Written task – Wherever the word "мирового" turns up in a line of the entries, copy that line.

--- Listed records ---

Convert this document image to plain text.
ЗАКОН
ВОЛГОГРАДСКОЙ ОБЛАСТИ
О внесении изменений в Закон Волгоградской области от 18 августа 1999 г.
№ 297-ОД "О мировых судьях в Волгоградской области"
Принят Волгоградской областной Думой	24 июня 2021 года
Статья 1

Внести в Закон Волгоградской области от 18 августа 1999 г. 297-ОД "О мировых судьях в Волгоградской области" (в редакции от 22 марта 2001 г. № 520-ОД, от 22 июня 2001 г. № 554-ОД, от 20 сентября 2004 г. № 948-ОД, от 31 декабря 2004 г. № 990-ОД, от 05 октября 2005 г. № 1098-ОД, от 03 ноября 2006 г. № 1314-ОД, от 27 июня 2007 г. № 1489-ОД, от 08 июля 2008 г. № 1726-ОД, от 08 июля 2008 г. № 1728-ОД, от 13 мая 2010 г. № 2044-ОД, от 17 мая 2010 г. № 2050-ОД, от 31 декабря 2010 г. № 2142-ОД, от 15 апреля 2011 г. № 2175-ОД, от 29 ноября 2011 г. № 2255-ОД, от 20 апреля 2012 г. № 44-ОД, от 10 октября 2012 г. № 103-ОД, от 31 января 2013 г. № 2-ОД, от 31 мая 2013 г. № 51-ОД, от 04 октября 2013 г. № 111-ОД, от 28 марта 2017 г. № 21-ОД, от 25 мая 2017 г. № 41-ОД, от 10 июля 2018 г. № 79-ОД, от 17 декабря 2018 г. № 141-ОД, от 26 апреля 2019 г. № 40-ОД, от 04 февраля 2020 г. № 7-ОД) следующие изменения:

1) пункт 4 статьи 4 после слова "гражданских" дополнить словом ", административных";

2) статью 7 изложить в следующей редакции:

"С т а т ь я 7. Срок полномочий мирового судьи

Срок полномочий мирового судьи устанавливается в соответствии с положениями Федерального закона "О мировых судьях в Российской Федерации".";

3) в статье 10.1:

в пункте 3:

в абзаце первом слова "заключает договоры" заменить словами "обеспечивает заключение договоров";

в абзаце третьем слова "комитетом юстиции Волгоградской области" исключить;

---

The response –
"С т а т ь я 7. Срок полномочий мирового судьи
Срок полномочий мирового судьи устанавливается в соответствии с положениями Федерального закона "О мировых судьях в Российской Федерации".";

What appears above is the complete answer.